■ What is expected ■
Rewrite every line of the records below as a Markdown table with the columns Row and Line. Number each row and skip blank lines.

■ Available records ■

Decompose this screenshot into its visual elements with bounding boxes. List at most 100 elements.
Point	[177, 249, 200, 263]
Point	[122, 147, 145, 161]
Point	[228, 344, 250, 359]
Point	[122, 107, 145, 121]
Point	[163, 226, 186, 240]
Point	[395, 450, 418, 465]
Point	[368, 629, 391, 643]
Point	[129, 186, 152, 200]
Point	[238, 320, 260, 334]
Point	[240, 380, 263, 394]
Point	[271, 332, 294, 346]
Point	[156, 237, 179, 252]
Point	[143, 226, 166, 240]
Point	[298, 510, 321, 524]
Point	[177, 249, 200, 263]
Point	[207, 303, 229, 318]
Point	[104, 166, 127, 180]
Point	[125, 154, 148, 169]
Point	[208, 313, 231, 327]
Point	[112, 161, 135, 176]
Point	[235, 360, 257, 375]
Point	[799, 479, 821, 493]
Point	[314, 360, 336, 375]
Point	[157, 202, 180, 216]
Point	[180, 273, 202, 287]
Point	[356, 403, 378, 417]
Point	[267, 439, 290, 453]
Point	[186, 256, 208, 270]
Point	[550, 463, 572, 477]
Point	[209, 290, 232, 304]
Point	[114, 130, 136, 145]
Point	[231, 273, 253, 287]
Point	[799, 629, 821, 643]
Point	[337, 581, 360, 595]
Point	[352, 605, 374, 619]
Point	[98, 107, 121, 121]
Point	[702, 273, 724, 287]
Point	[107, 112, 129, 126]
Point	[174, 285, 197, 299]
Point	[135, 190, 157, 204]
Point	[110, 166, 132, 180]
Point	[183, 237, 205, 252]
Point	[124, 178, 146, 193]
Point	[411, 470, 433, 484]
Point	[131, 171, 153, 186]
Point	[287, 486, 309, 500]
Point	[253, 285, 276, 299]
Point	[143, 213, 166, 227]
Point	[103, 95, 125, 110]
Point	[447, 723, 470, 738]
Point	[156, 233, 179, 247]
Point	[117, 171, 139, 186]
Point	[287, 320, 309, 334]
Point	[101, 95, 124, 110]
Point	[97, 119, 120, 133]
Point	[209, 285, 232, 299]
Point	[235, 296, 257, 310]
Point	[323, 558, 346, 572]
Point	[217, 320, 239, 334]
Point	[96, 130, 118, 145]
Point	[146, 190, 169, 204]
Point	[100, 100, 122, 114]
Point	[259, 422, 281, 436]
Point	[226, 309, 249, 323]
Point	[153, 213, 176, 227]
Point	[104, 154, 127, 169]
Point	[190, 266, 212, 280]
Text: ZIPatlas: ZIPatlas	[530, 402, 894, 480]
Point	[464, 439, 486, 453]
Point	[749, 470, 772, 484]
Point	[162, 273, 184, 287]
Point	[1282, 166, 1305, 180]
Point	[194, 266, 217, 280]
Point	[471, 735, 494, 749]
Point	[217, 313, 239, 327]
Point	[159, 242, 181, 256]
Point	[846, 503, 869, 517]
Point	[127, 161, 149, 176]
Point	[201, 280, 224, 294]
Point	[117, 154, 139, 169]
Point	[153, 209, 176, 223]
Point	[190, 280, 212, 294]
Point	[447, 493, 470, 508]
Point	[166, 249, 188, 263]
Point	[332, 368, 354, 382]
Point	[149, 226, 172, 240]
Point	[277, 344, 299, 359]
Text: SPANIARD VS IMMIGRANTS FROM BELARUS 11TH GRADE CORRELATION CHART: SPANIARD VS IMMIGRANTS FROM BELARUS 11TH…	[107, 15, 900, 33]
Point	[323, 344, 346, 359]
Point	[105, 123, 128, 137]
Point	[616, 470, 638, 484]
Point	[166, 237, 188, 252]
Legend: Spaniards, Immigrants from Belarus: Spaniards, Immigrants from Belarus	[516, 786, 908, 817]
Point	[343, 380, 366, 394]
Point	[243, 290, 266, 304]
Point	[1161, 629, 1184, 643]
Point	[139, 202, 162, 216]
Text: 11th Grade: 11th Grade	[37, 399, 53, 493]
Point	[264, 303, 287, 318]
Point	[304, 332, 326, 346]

■ Full solution ■
| Row | Line |
|---|---|
| 1 | Decompose this screenshot into its visual elements with bounding boxes. List at most 100 elements. |
| 2 | Point	[177, 249, 200, 263] |
| 3 | Point	[122, 147, 145, 161] |
| 4 | Point	[228, 344, 250, 359] |
| 5 | Point	[122, 107, 145, 121] |
| 6 | Point	[163, 226, 186, 240] |
| 7 | Point	[395, 450, 418, 465] |
| 8 | Point	[368, 629, 391, 643] |
| 9 | Point	[129, 186, 152, 200] |
| 10 | Point	[238, 320, 260, 334] |
| 11 | Point	[240, 380, 263, 394] |
| 12 | Point	[271, 332, 294, 346] |
| 13 | Point	[156, 237, 179, 252] |
| 14 | Point	[143, 226, 166, 240] |
| 15 | Point	[298, 510, 321, 524] |
| 16 | Point	[177, 249, 200, 263] |
| 17 | Point	[207, 303, 229, 318] |
| 18 | Point	[104, 166, 127, 180] |
| 19 | Point	[125, 154, 148, 169] |
| 20 | Point	[208, 313, 231, 327] |
| 21 | Point	[112, 161, 135, 176] |
| 22 | Point	[235, 360, 257, 375] |
| 23 | Point	[799, 479, 821, 493] |
| 24 | Point	[314, 360, 336, 375] |
| 25 | Point	[157, 202, 180, 216] |
| 26 | Point	[180, 273, 202, 287] |
| 27 | Point	[356, 403, 378, 417] |
| 28 | Point	[267, 439, 290, 453] |
| 29 | Point	[186, 256, 208, 270] |
| 30 | Point	[550, 463, 572, 477] |
| 31 | Point	[209, 290, 232, 304] |
| 32 | Point	[114, 130, 136, 145] |
| 33 | Point	[231, 273, 253, 287] |
| 34 | Point	[799, 629, 821, 643] |
| 35 | Point	[337, 581, 360, 595] |
| 36 | Point	[352, 605, 374, 619] |
| 37 | Point	[98, 107, 121, 121] |
| 38 | Point	[702, 273, 724, 287] |
| 39 | Point	[107, 112, 129, 126] |
| 40 | Point	[174, 285, 197, 299] |
| 41 | Point	[135, 190, 157, 204] |
| 42 | Point	[110, 166, 132, 180] |
| 43 | Point	[183, 237, 205, 252] |
| 44 | Point	[124, 178, 146, 193] |
| 45 | Point	[411, 470, 433, 484] |
| 46 | Point	[131, 171, 153, 186] |
| 47 | Point	[287, 486, 309, 500] |
| 48 | Point	[253, 285, 276, 299] |
| 49 | Point	[143, 213, 166, 227] |
| 50 | Point	[103, 95, 125, 110] |
| 51 | Point	[447, 723, 470, 738] |
| 52 | Point	[156, 233, 179, 247] |
| 53 | Point	[117, 171, 139, 186] |
| 54 | Point	[287, 320, 309, 334] |
| 55 | Point	[101, 95, 124, 110] |
| 56 | Point	[97, 119, 120, 133] |
| 57 | Point	[209, 285, 232, 299] |
| 58 | Point	[235, 296, 257, 310] |
| 59 | Point	[323, 558, 346, 572] |
| 60 | Point	[217, 320, 239, 334] |
| 61 | Point	[96, 130, 118, 145] |
| 62 | Point	[146, 190, 169, 204] |
| 63 | Point	[100, 100, 122, 114] |
| 64 | Point	[259, 422, 281, 436] |
| 65 | Point	[226, 309, 249, 323] |
| 66 | Point	[153, 213, 176, 227] |
| 67 | Point	[104, 154, 127, 169] |
| 68 | Point	[190, 266, 212, 280] |
| 69 | Text: ZIPatlas: ZIPatlas	[530, 402, 894, 480] |
| 70 | Point	[464, 439, 486, 453] |
| 71 | Point	[749, 470, 772, 484] |
| 72 | Point	[162, 273, 184, 287] |
| 73 | Point	[1282, 166, 1305, 180] |
| 74 | Point	[194, 266, 217, 280] |
| 75 | Point	[471, 735, 494, 749] |
| 76 | Point	[217, 313, 239, 327] |
| 77 | Point	[159, 242, 181, 256] |
| 78 | Point	[846, 503, 869, 517] |
| 79 | Point	[127, 161, 149, 176] |
| 80 | Point	[201, 280, 224, 294] |
| 81 | Point	[117, 154, 139, 169] |
| 82 | Point	[153, 209, 176, 223] |
| 83 | Point	[190, 280, 212, 294] |
| 84 | Point	[447, 493, 470, 508] |
| 85 | Point	[166, 249, 188, 263] |
| 86 | Point	[332, 368, 354, 382] |
| 87 | Point	[149, 226, 172, 240] |
| 88 | Point	[277, 344, 299, 359] |
| 89 | Text: SPANIARD VS IMMIGRANTS FROM BELARUS 11TH GRADE CORRELATION CHART: SPANIARD VS IMMIGRANTS FROM BELARUS 11TH…	[107, 15, 900, 33] |
| 90 | Point	[323, 344, 346, 359] |
| 91 | Point	[105, 123, 128, 137] |
| 92 | Point	[616, 470, 638, 484] |
| 93 | Point	[166, 237, 188, 252] |
| 94 | Legend: Spaniards, Immigrants from Belarus: Spaniards, Immigrants from Belarus	[516, 786, 908, 817] |
| 95 | Point	[343, 380, 366, 394] |
| 96 | Point	[243, 290, 266, 304] |
| 97 | Point	[1161, 629, 1184, 643] |
| 98 | Point	[139, 202, 162, 216] |
| 99 | Text: 11th Grade: 11th Grade	[37, 399, 53, 493] |
| 100 | Point	[264, 303, 287, 318] |
| 101 | Point	[304, 332, 326, 346] |